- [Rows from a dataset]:
[Begin]

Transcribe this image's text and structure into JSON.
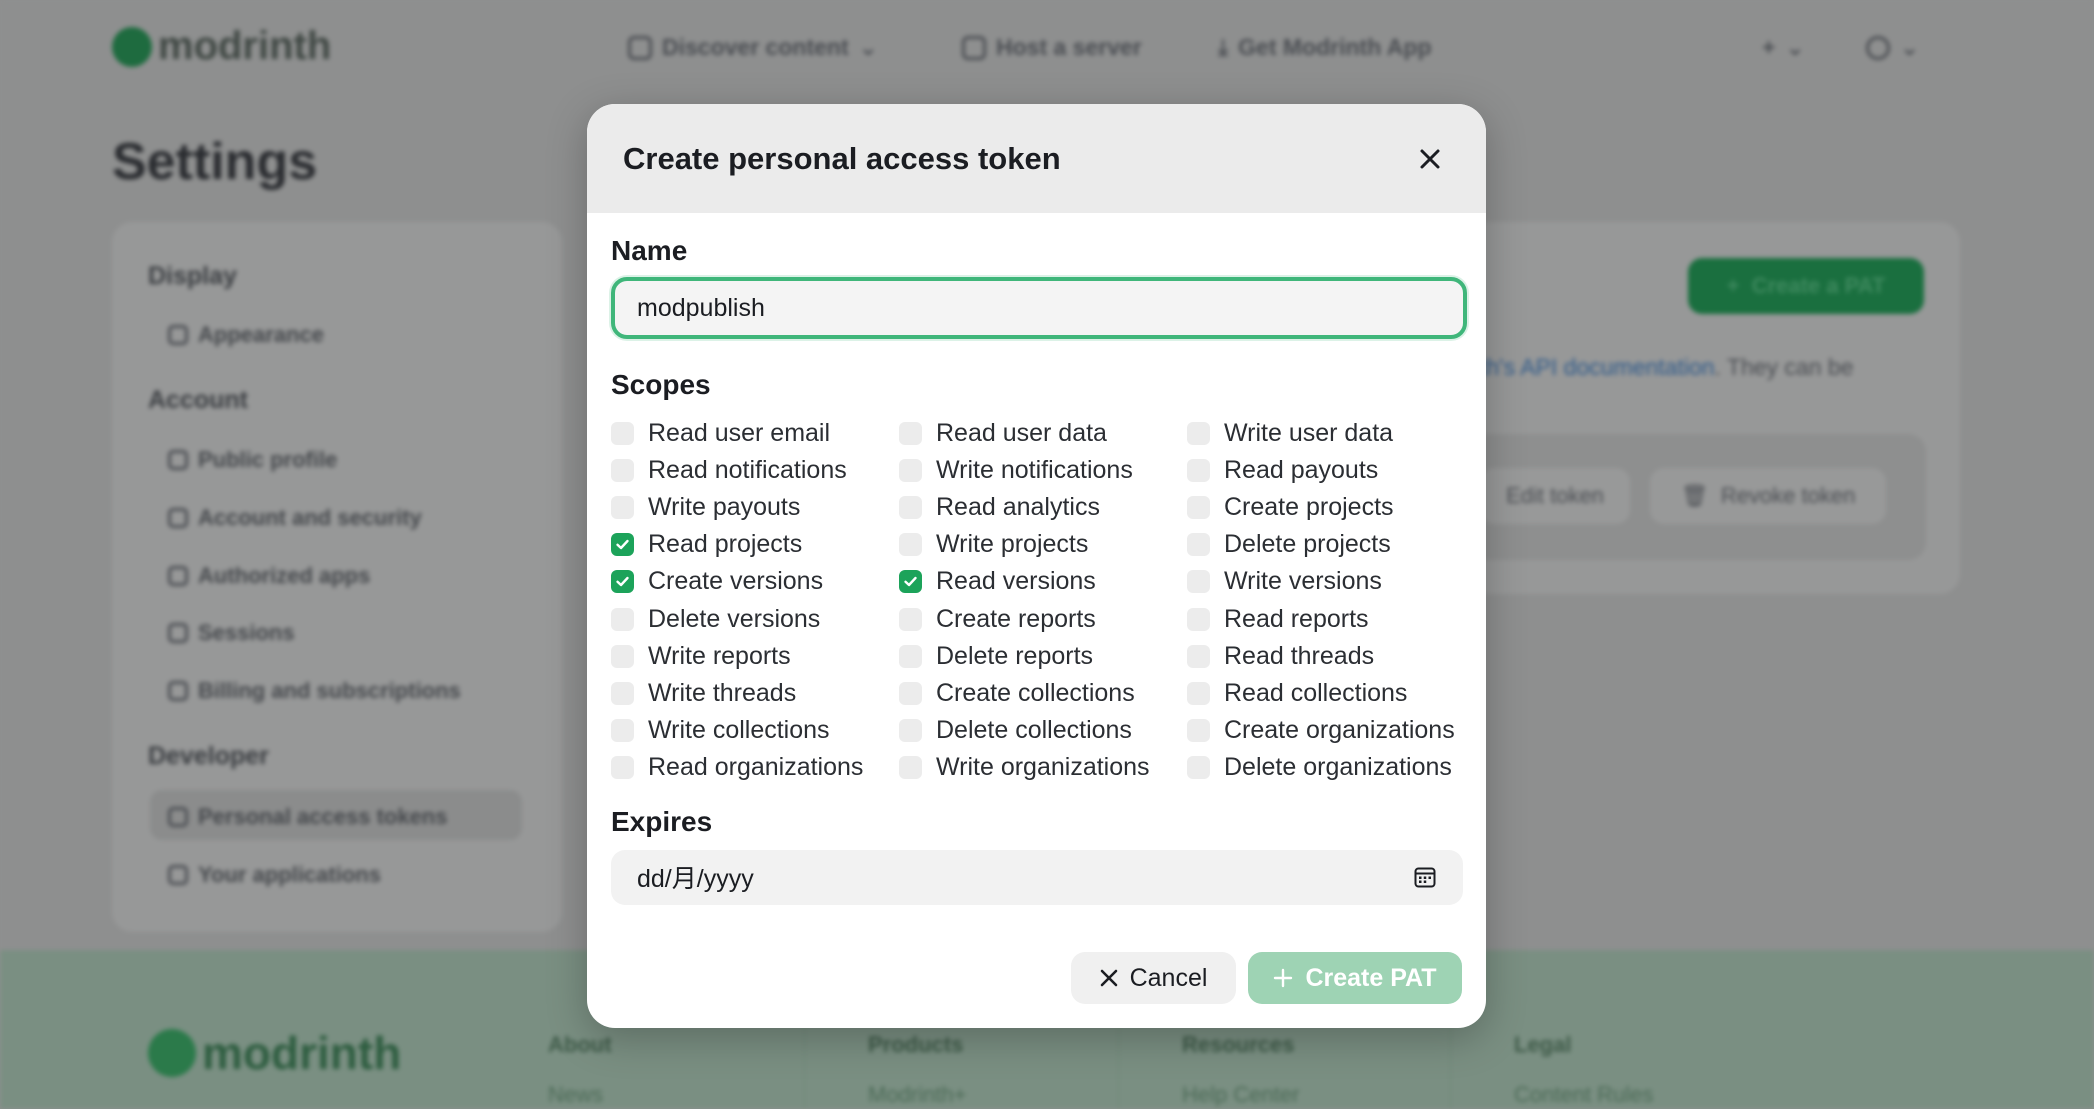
{
  "background": {
    "brand": "modrinth",
    "nav": {
      "discover": "Discover content",
      "host": "Host a server",
      "app": "Get Modrinth App"
    },
    "page_title": "Settings",
    "sidebar": {
      "display_heading": "Display",
      "appearance": "Appearance",
      "account_heading": "Account",
      "public_profile": "Public profile",
      "account_security": "Account and security",
      "authorized_apps": "Authorized apps",
      "sessions": "Sessions",
      "billing": "Billing and subscriptions",
      "developer_heading": "Developer",
      "pats": "Personal access tokens",
      "your_apps": "Your applications"
    },
    "main": {
      "create_pat_button": "Create a PAT",
      "text_link": "th's API documentation",
      "text_rest": ". They can be",
      "edit_token": "Edit token",
      "revoke_token": "Revoke token"
    },
    "footer": {
      "about": "About",
      "products": "Products",
      "resources": "Resources",
      "legal": "Legal",
      "news": "News",
      "modrinth_plus": "Modrinth+",
      "help_center": "Help Center",
      "content_rules": "Content Rules"
    }
  },
  "modal": {
    "title": "Create personal access token",
    "name_label": "Name",
    "name_value": "modpublish",
    "scopes_label": "Scopes",
    "scopes": [
      {
        "label": "Read user email",
        "checked": false
      },
      {
        "label": "Read user data",
        "checked": false
      },
      {
        "label": "Write user data",
        "checked": false
      },
      {
        "label": "Read notifications",
        "checked": false
      },
      {
        "label": "Write notifications",
        "checked": false
      },
      {
        "label": "Read payouts",
        "checked": false
      },
      {
        "label": "Write payouts",
        "checked": false
      },
      {
        "label": "Read analytics",
        "checked": false
      },
      {
        "label": "Create projects",
        "checked": false
      },
      {
        "label": "Read projects",
        "checked": true
      },
      {
        "label": "Write projects",
        "checked": false
      },
      {
        "label": "Delete projects",
        "checked": false
      },
      {
        "label": "Create versions",
        "checked": true
      },
      {
        "label": "Read versions",
        "checked": true
      },
      {
        "label": "Write versions",
        "checked": false
      },
      {
        "label": "Delete versions",
        "checked": false
      },
      {
        "label": "Create reports",
        "checked": false
      },
      {
        "label": "Read reports",
        "checked": false
      },
      {
        "label": "Write reports",
        "checked": false
      },
      {
        "label": "Delete reports",
        "checked": false
      },
      {
        "label": "Read threads",
        "checked": false
      },
      {
        "label": "Write threads",
        "checked": false
      },
      {
        "label": "Create collections",
        "checked": false
      },
      {
        "label": "Read collections",
        "checked": false
      },
      {
        "label": "Write collections",
        "checked": false
      },
      {
        "label": "Delete collections",
        "checked": false
      },
      {
        "label": "Create organizations",
        "checked": false
      },
      {
        "label": "Read organizations",
        "checked": false
      },
      {
        "label": "Write organizations",
        "checked": false
      },
      {
        "label": "Delete organizations",
        "checked": false
      }
    ],
    "expires_label": "Expires",
    "expires_placeholder": "dd/月/yyyy",
    "cancel_label": "Cancel",
    "create_label": "Create PAT"
  },
  "colors": {
    "accent": "#1ca35a",
    "focus_ring": "#3fb67a",
    "create_disabled": "#9ed3b4"
  }
}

[End]

- [AIM OF THE TASK]:
Leave the pictures out, and transcribe each of the records exactly.

- [ANSWER TO THE PROBLEM]:
Transcribe this image's text and structure into JSON.
{
  "background": {
    "brand": "modrinth",
    "nav": {
      "discover": "Discover content",
      "host": "Host a server",
      "app": "Get Modrinth App"
    },
    "page_title": "Settings",
    "sidebar": {
      "display_heading": "Display",
      "appearance": "Appearance",
      "account_heading": "Account",
      "public_profile": "Public profile",
      "account_security": "Account and security",
      "authorized_apps": "Authorized apps",
      "sessions": "Sessions",
      "billing": "Billing and subscriptions",
      "developer_heading": "Developer",
      "pats": "Personal access tokens",
      "your_apps": "Your applications"
    },
    "main": {
      "create_pat_button": "Create a PAT",
      "text_link": "th's API documentation",
      "text_rest": ". They can be",
      "edit_token": "Edit token",
      "revoke_token": "Revoke token"
    },
    "footer": {
      "about": "About",
      "products": "Products",
      "resources": "Resources",
      "legal": "Legal",
      "news": "News",
      "modrinth_plus": "Modrinth+",
      "help_center": "Help Center",
      "content_rules": "Content Rules"
    }
  },
  "modal": {
    "title": "Create personal access token",
    "name_label": "Name",
    "name_value": "modpublish",
    "scopes_label": "Scopes",
    "scopes": [
      {
        "label": "Read user email",
        "checked": false
      },
      {
        "label": "Read user data",
        "checked": false
      },
      {
        "label": "Write user data",
        "checked": false
      },
      {
        "label": "Read notifications",
        "checked": false
      },
      {
        "label": "Write notifications",
        "checked": false
      },
      {
        "label": "Read payouts",
        "checked": false
      },
      {
        "label": "Write payouts",
        "checked": false
      },
      {
        "label": "Read analytics",
        "checked": false
      },
      {
        "label": "Create projects",
        "checked": false
      },
      {
        "label": "Read projects",
        "checked": true
      },
      {
        "label": "Write projects",
        "checked": false
      },
      {
        "label": "Delete projects",
        "checked": false
      },
      {
        "label": "Create versions",
        "checked": true
      },
      {
        "label": "Read versions",
        "checked": true
      },
      {
        "label": "Write versions",
        "checked": false
      },
      {
        "label": "Delete versions",
        "checked": false
      },
      {
        "label": "Create reports",
        "checked": false
      },
      {
        "label": "Read reports",
        "checked": false
      },
      {
        "label": "Write reports",
        "checked": false
      },
      {
        "label": "Delete reports",
        "checked": false
      },
      {
        "label": "Read threads",
        "checked": false
      },
      {
        "label": "Write threads",
        "checked": false
      },
      {
        "label": "Create collections",
        "checked": false
      },
      {
        "label": "Read collections",
        "checked": false
      },
      {
        "label": "Write collections",
        "checked": false
      },
      {
        "label": "Delete collections",
        "checked": false
      },
      {
        "label": "Create organizations",
        "checked": false
      },
      {
        "label": "Read organizations",
        "checked": false
      },
      {
        "label": "Write organizations",
        "checked": false
      },
      {
        "label": "Delete organizations",
        "checked": false
      }
    ],
    "expires_label": "Expires",
    "expires_placeholder": "dd/月/yyyy",
    "cancel_label": "Cancel",
    "create_label": "Create PAT"
  },
  "colors": {
    "accent": "#1ca35a",
    "focus_ring": "#3fb67a",
    "create_disabled": "#9ed3b4"
  }
}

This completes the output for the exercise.